Count the lines below that contain the string "night". Give only the number.
───── Provided information
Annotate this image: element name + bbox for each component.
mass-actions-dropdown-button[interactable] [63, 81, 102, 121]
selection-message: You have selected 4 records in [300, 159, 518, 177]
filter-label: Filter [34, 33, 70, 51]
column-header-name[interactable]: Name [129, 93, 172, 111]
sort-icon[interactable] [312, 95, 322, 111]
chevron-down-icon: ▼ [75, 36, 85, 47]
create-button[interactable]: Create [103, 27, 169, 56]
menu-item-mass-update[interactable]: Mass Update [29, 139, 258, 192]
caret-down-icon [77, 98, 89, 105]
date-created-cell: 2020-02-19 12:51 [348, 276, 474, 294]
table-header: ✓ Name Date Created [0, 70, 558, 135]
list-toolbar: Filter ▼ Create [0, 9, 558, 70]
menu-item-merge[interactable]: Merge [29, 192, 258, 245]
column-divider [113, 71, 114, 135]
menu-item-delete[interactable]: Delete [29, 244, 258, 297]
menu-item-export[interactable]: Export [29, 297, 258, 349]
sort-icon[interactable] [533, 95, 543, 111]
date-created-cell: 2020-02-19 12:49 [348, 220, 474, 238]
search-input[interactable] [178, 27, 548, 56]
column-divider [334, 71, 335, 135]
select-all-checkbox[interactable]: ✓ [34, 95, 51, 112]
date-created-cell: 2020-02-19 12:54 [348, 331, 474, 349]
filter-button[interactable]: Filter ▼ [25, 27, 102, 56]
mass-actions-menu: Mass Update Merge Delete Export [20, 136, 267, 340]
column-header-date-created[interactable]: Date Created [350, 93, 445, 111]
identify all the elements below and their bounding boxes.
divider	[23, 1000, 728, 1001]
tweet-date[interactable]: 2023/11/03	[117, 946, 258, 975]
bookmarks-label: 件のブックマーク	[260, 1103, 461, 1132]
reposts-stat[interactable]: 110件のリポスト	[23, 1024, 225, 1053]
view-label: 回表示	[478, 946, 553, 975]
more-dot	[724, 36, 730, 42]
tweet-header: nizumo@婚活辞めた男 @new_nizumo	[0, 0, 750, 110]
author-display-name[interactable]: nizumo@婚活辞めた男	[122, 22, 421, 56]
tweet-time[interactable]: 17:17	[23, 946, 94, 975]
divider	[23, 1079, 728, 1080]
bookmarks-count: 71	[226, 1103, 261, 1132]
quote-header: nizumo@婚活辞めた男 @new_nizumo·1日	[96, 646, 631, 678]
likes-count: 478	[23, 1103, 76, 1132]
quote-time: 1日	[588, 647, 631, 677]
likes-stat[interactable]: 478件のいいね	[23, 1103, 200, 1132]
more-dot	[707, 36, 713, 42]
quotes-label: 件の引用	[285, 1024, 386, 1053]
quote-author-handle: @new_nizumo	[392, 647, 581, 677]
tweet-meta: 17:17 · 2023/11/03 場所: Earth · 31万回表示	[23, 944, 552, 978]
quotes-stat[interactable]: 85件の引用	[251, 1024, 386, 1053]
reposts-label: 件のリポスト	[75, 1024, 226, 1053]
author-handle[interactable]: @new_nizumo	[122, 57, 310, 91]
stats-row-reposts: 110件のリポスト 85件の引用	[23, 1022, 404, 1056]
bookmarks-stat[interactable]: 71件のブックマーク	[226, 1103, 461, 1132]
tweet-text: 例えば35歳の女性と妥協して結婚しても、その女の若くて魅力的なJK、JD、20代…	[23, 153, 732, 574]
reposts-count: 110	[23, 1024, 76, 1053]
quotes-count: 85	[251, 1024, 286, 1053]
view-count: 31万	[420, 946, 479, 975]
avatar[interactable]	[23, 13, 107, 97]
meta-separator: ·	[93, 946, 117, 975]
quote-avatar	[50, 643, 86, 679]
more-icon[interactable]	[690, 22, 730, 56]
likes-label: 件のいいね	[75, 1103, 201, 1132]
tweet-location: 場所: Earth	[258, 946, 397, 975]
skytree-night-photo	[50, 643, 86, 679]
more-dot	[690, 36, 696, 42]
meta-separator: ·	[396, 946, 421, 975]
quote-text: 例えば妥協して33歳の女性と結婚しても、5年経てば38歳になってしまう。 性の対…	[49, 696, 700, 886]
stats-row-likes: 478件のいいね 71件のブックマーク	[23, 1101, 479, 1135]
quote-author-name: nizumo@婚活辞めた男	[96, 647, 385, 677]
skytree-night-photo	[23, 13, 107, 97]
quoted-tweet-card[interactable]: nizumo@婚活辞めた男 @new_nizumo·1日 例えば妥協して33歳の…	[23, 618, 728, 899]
──────────
§ Task response: 2